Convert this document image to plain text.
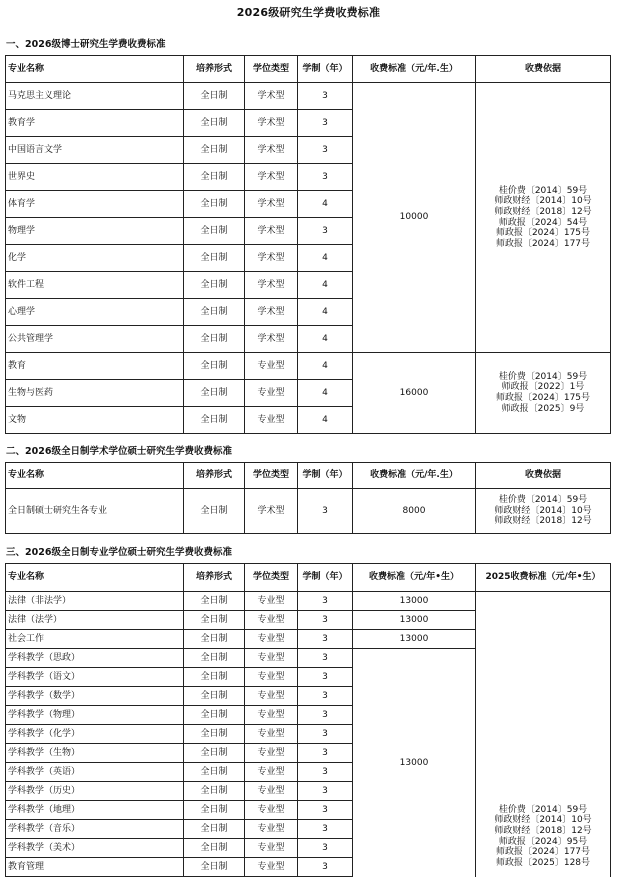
2026级研究生学费收费标准
一、2026级博士研究生学费收费标准
专业名称	培养形式	学位类型	学制（年）	收费标准（元/年.生）	收费依据
马克思主义理论	全日制	学术型	3	10000	
桂价费〔2014〕59号
师政财经〔2014〕10号
师政财经〔2018〕12号
师政报〔2024〕54号
师政报〔2024〕175号
师政报〔2024〕177号

教育学	全日制	学术型	3		
中国语言文学	全日制	学术型	3		
世界史	全日制	学术型	3		
体育学	全日制	学术型	4		
物理学	全日制	学术型	3		
化学	全日制	学术型	4		
软件工程	全日制	学术型	4		
心理学	全日制	学术型	4		
公共管理学	全日制	学术型	4		
教育	全日制	专业型	4	16000	桂价费〔2014〕59号
师政报〔2022〕1号
师政报〔2024〕175号
师政报〔2025〕9号

生物与医药	全日制	专业型	4		
文物	全日制	专业型	4		
二、2026级全日制学术学位硕士研究生学费收费标准
专业名称	培养形式	学位类型	学制（年）	收费标准（元/年.生）	收费依据
全日制硕士研究生各专业	全日制	学术型	3	8000	桂价费〔2014〕59号
师政财经〔2014〕10号
师政财经〔2018〕12号
三、2026级全日制专业学位硕士研究生学费收费标准
专业名称	培养形式	学位类型	学制（年）	收费标准（元/年•生）	2025收费标准（元/年•生）
法律（非法学）	全日制	专业型	3	13000	
桂价费〔2014〕59号
师政财经〔2014〕10号
师政财经〔2018〕12号
师政报〔2024〕95号
师政报〔2024〕177号
师政报〔2025〕128号

法律（法学）	全日制	专业型	3	13000	
社会工作	全日制	专业型	3	13000	
学科教学（思政）	全日制	专业型	3	13000	
学科教学（语文）	全日制	专业型	3		
学科教学（数学）	全日制	专业型	3		
学科教学（物理）	全日制	专业型	3		
学科教学（化学）	全日制	专业型	3		
学科教学（生物）	全日制	专业型	3		
学科教学（英语）	全日制	专业型	3		
学科教学（历史）	全日制	专业型	3		
学科教学（地理）	全日制	专业型	3		
学科教学（音乐）	全日制	专业型	3		
学科教学（美术）	全日制	专业型	3		
教育管理	全日制	专业型	3		
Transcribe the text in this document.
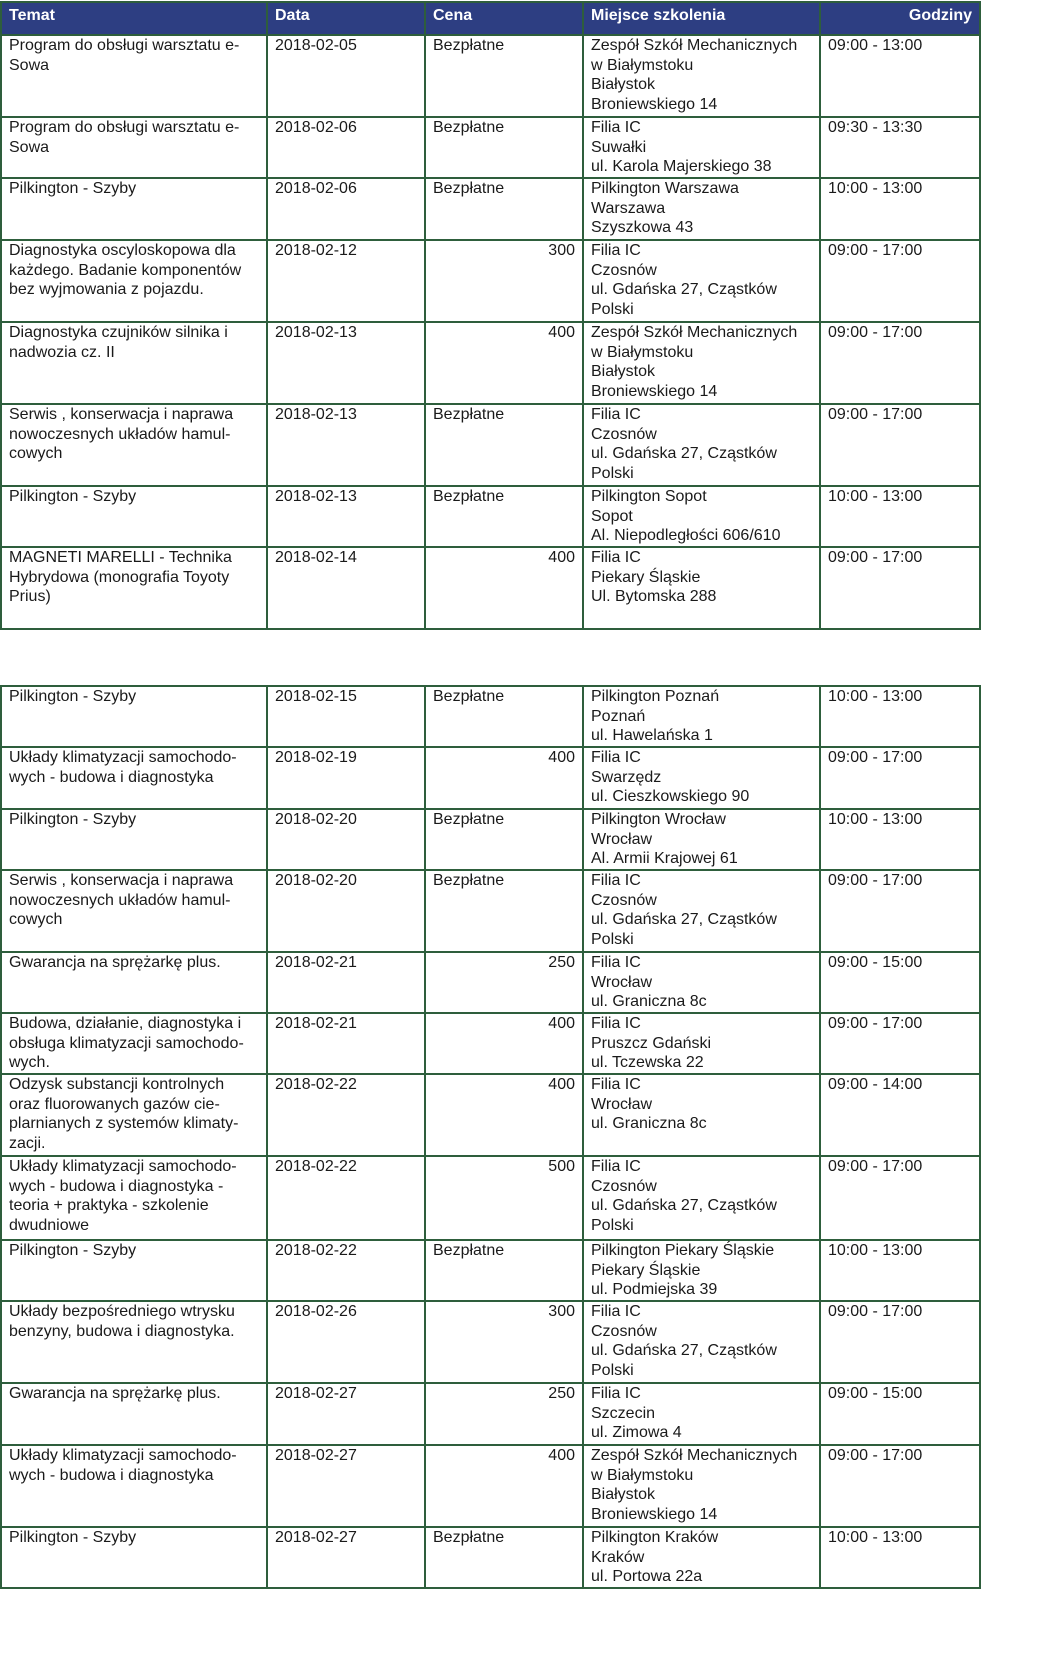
Temat	Data	Cena	Miejsce szkolenia	Godziny
Program do obsługi warsztatu e-
Sowa	2018-02-05	Bezpłatne	Zespół Szkół Mechanicznych
w Białymstoku
Białystok
Broniewskiego 14	09:00 - 13:00
Program do obsługi warsztatu e-
Sowa	2018-02-06	Bezpłatne	Filia IC
Suwałki
ul. Karola Majerskiego 38	09:30 - 13:30
Pilkington - Szyby	2018-02-06	Bezpłatne	Pilkington Warszawa
Warszawa
Szyszkowa 43	10:00 - 13:00
Diagnostyka oscyloskopowa dla
każdego. Badanie komponentów
bez wyjmowania z pojazdu.	2018-02-12	300	Filia IC
Czosnów
ul. Gdańska 27, Cząstków
Polski	09:00 - 17:00
Diagnostyka czujników silnika i
nadwozia cz. II	2018-02-13	400	Zespół Szkół Mechanicznych
w Białymstoku
Białystok
Broniewskiego 14	09:00 - 17:00
Serwis , konserwacja i naprawa
nowoczesnych układów hamul-
cowych	2018-02-13	Bezpłatne	Filia IC
Czosnów
ul. Gdańska 27, Cząstków
Polski	09:00 - 17:00
Pilkington - Szyby	2018-02-13	Bezpłatne	Pilkington Sopot
Sopot
Al. Niepodległości 606/610	10:00 - 13:00
MAGNETI MARELLI - Technika
Hybrydowa (monografia Toyoty
Prius)	2018-02-14	400	Filia IC
Piekary Śląskie
Ul. Bytomska 288	09:00 - 17:00
Pilkington - Szyby	2018-02-15	Bezpłatne	Pilkington Poznań
Poznań
ul. Hawelańska 1	10:00 - 13:00
Układy klimatyzacji samochodo-
wych - budowa i diagnostyka	2018-02-19	400	Filia IC
Swarzędz
ul. Cieszkowskiego 90	09:00 - 17:00
Pilkington - Szyby	2018-02-20	Bezpłatne	Pilkington Wrocław
Wrocław
Al. Armii Krajowej 61	10:00 - 13:00
Serwis , konserwacja i naprawa
nowoczesnych układów hamul-
cowych	2018-02-20	Bezpłatne	Filia IC
Czosnów
ul. Gdańska 27, Cząstków
Polski	09:00 - 17:00
Gwarancja na sprężarkę plus.	2018-02-21	250	Filia IC
Wrocław
ul. Graniczna 8c	09:00 - 15:00
Budowa, działanie, diagnostyka i
obsługa klimatyzacji samochodo-
wych.	2018-02-21	400	Filia IC
Pruszcz Gdański
ul. Tczewska 22	09:00 - 17:00
Odzysk substancji kontrolnych
oraz fluorowanych gazów cie-
plarnianych z systemów klimaty-
zacji.	2018-02-22	400	Filia IC
Wrocław
ul. Graniczna 8c	09:00 - 14:00
Układy klimatyzacji samochodo-
wych - budowa i diagnostyka -
teoria + praktyka - szkolenie
dwudniowe	2018-02-22	500	Filia IC
Czosnów
ul. Gdańska 27, Cząstków
Polski	09:00 - 17:00
Pilkington - Szyby	2018-02-22	Bezpłatne	Pilkington Piekary Śląskie
Piekary Śląskie
ul. Podmiejska 39	10:00 - 13:00
Układy bezpośredniego wtrysku
benzyny, budowa i diagnostyka.	2018-02-26	300	Filia IC
Czosnów
ul. Gdańska 27, Cząstków
Polski	09:00 - 17:00
Gwarancja na sprężarkę plus.	2018-02-27	250	Filia IC
Szczecin
ul. Zimowa 4	09:00 - 15:00
Układy klimatyzacji samochodo-
wych - budowa i diagnostyka	2018-02-27	400	Zespół Szkół Mechanicznych
w Białymstoku
Białystok
Broniewskiego 14	09:00 - 17:00
Pilkington - Szyby	2018-02-27	Bezpłatne	Pilkington Kraków
Kraków
ul. Portowa 22a	10:00 - 13:00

════

Goal of the exercise: Make a word-for-word copy of the entries, without any pictures.

Output of the exercise:
Convert this document image to plain text.
2026级研究生学费收费标准
一、2026级博士研究生学费收费标准
专业名称	培养形式	学位类型	学制（年）	收费标准（元/年.生）	收费依据
马克思主义理论	全日制	学术型	3	10000	
桂价费〔2014〕59号
师政财经〔2014〕10号
师政财经〔2018〕12号
师政报〔2024〕54号
师政报〔2024〕175号
师政报〔2024〕177号

教育学	全日制	学术型	3		
中国语言文学	全日制	学术型	3		
世界史	全日制	学术型	3		
体育学	全日制	学术型	4		
物理学	全日制	学术型	3		
化学	全日制	学术型	4		
软件工程	全日制	学术型	4		
心理学	全日制	学术型	4		
公共管理学	全日制	学术型	4		
教育	全日制	专业型	4	16000	桂价费〔2014〕59号
师政报〔2022〕1号
师政报〔2024〕175号
师政报〔2025〕9号

生物与医药	全日制	专业型	4		
文物	全日制	专业型	4		
二、2026级全日制学术学位硕士研究生学费收费标准
专业名称	培养形式	学位类型	学制（年）	收费标准（元/年.生）	收费依据
全日制硕士研究生各专业	全日制	学术型	3	8000	桂价费〔2014〕59号
师政财经〔2014〕10号
师政财经〔2018〕12号
三、2026级全日制专业学位硕士研究生学费收费标准
专业名称	培养形式	学位类型	学制（年）	收费标准（元/年•生）	2025收费标准（元/年•生）
法律（非法学）	全日制	专业型	3	13000	
桂价费〔2014〕59号
师政财经〔2014〕10号
师政财经〔2018〕12号
师政报〔2024〕95号
师政报〔2024〕177号
师政报〔2025〕128号

法律（法学）	全日制	专业型	3	13000	
社会工作	全日制	专业型	3	13000	
学科教学（思政）	全日制	专业型	3	13000	
学科教学（语文）	全日制	专业型	3		
学科教学（数学）	全日制	专业型	3		
学科教学（物理）	全日制	专业型	3		
学科教学（化学）	全日制	专业型	3		
学科教学（生物）	全日制	专业型	3		
学科教学（英语）	全日制	专业型	3		
学科教学（历史）	全日制	专业型	3		
学科教学（地理）	全日制	专业型	3		
学科教学（音乐）	全日制	专业型	3		
学科教学（美术）	全日制	专业型	3		
教育管理	全日制	专业型	3		
Transcribe the text in this document.
Temat	Data	Cena	Miejsce szkolenia	Godziny
Program do obsługi warsztatu e-
Sowa	2018-02-05	Bezpłatne	Zespół Szkół Mechanicznych
w Białymstoku
Białystok
Broniewskiego 14	09:00 - 13:00
Program do obsługi warsztatu e-
Sowa	2018-02-06	Bezpłatne	Filia IC
Suwałki
ul. Karola Majerskiego 38	09:30 - 13:30
Pilkington - Szyby	2018-02-06	Bezpłatne	Pilkington Warszawa
Warszawa
Szyszkowa 43	10:00 - 13:00
Diagnostyka oscyloskopowa dla
każdego. Badanie komponentów
bez wyjmowania z pojazdu.	2018-02-12	300	Filia IC
Czosnów
ul. Gdańska 27, Cząstków
Polski	09:00 - 17:00
Diagnostyka czujników silnika i
nadwozia cz. II	2018-02-13	400	Zespół Szkół Mechanicznych
w Białymstoku
Białystok
Broniewskiego 14	09:00 - 17:00
Serwis , konserwacja i naprawa
nowoczesnych układów hamul-
cowych	2018-02-13	Bezpłatne	Filia IC
Czosnów
ul. Gdańska 27, Cząstków
Polski	09:00 - 17:00
Pilkington - Szyby	2018-02-13	Bezpłatne	Pilkington Sopot
Sopot
Al. Niepodległości 606/610	10:00 - 13:00
MAGNETI MARELLI - Technika
Hybrydowa (monografia Toyoty
Prius)	2018-02-14	400	Filia IC
Piekary Śląskie
Ul. Bytomska 288	09:00 - 17:00
Pilkington - Szyby	2018-02-15	Bezpłatne	Pilkington Poznań
Poznań
ul. Hawelańska 1	10:00 - 13:00
Układy klimatyzacji samochodo-
wych - budowa i diagnostyka	2018-02-19	400	Filia IC
Swarzędz
ul. Cieszkowskiego 90	09:00 - 17:00
Pilkington - Szyby	2018-02-20	Bezpłatne	Pilkington Wrocław
Wrocław
Al. Armii Krajowej 61	10:00 - 13:00
Serwis , konserwacja i naprawa
nowoczesnych układów hamul-
cowych	2018-02-20	Bezpłatne	Filia IC
Czosnów
ul. Gdańska 27, Cząstków
Polski	09:00 - 17:00
Gwarancja na sprężarkę plus.	2018-02-21	250	Filia IC
Wrocław
ul. Graniczna 8c	09:00 - 15:00
Budowa, działanie, diagnostyka i
obsługa klimatyzacji samochodo-
wych.	2018-02-21	400	Filia IC
Pruszcz Gdański
ul. Tczewska 22	09:00 - 17:00
Odzysk substancji kontrolnych
oraz fluorowanych gazów cie-
plarnianych z systemów klimaty-
zacji.	2018-02-22	400	Filia IC
Wrocław
ul. Graniczna 8c	09:00 - 14:00
Układy klimatyzacji samochodo-
wych - budowa i diagnostyka -
teoria + praktyka - szkolenie
dwudniowe	2018-02-22	500	Filia IC
Czosnów
ul. Gdańska 27, Cząstków
Polski	09:00 - 17:00
Pilkington - Szyby	2018-02-22	Bezpłatne	Pilkington Piekary Śląskie
Piekary Śląskie
ul. Podmiejska 39	10:00 - 13:00
Układy bezpośredniego wtrysku
benzyny, budowa i diagnostyka.	2018-02-26	300	Filia IC
Czosnów
ul. Gdańska 27, Cząstków
Polski	09:00 - 17:00
Gwarancja na sprężarkę plus.	2018-02-27	250	Filia IC
Szczecin
ul. Zimowa 4	09:00 - 15:00
Układy klimatyzacji samochodo-
wych - budowa i diagnostyka	2018-02-27	400	Zespół Szkół Mechanicznych
w Białymstoku
Białystok
Broniewskiego 14	09:00 - 17:00
Pilkington - Szyby	2018-02-27	Bezpłatne	Pilkington Kraków
Kraków
ul. Portowa 22a	10:00 - 13:00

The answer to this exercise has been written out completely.